== Segment start ==

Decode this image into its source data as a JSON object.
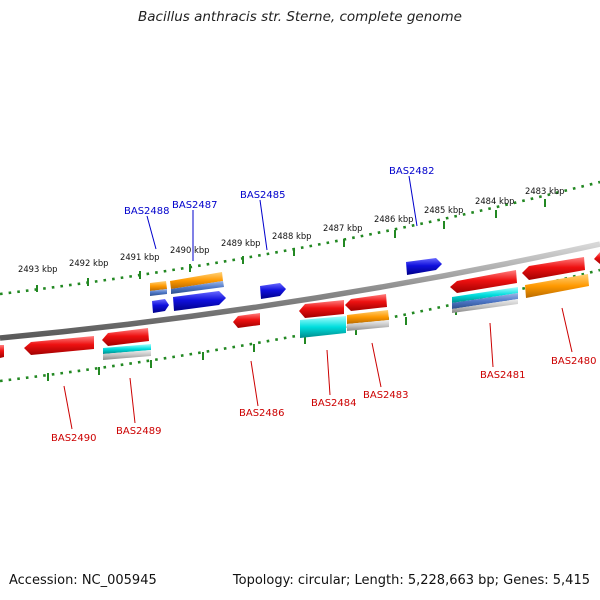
{
  "title": "Bacillus anthracis str. Sterne, complete genome",
  "footer": {
    "accession": "Accession: NC_005945",
    "summary": "Topology: circular; Length: 5,228,663 bp; Genes: 5,415"
  },
  "scale_labels": [
    "2493 kbp",
    "2492 kbp",
    "2491 kbp",
    "2490 kbp",
    "2489 kbp",
    "2488 kbp",
    "2487 kbp",
    "2486 kbp",
    "2485 kbp",
    "2484 kbp",
    "2483 kbp"
  ],
  "forward_gene_labels": [
    "BAS2488",
    "BAS2487",
    "BAS2485",
    "BAS2482"
  ],
  "reverse_gene_labels": [
    "BAS2490",
    "BAS2489",
    "BAS2486",
    "BAS2484",
    "BAS2483",
    "BAS2481",
    "BAS2480"
  ],
  "colors": {
    "forward_label": "#0000cc",
    "reverse_label": "#cc0000",
    "gene_red": "#ee1111",
    "gene_blue": "#1111dd",
    "gene_orange": "#ff9900",
    "gene_cyan": "#00dddd",
    "backbone": "#888888",
    "tick": "#228822"
  }
}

== Segment end ==

▸ **TASK DESCRIPTION**:
Transcribe the listing verbatim, pictures excluded.

▸ **SOLUTION TO THE PROBLEM**:
Decode this image into its source data as a JSON object.
{
  "title": "Bacillus anthracis str. Sterne, complete genome",
  "footer": {
    "accession": "Accession: NC_005945",
    "summary": "Topology: circular; Length: 5,228,663 bp; Genes: 5,415"
  },
  "scale_labels": [
    "2493 kbp",
    "2492 kbp",
    "2491 kbp",
    "2490 kbp",
    "2489 kbp",
    "2488 kbp",
    "2487 kbp",
    "2486 kbp",
    "2485 kbp",
    "2484 kbp",
    "2483 kbp"
  ],
  "forward_gene_labels": [
    "BAS2488",
    "BAS2487",
    "BAS2485",
    "BAS2482"
  ],
  "reverse_gene_labels": [
    "BAS2490",
    "BAS2489",
    "BAS2486",
    "BAS2484",
    "BAS2483",
    "BAS2481",
    "BAS2480"
  ],
  "colors": {
    "forward_label": "#0000cc",
    "reverse_label": "#cc0000",
    "gene_red": "#ee1111",
    "gene_blue": "#1111dd",
    "gene_orange": "#ff9900",
    "gene_cyan": "#00dddd",
    "backbone": "#888888",
    "tick": "#228822"
  }
}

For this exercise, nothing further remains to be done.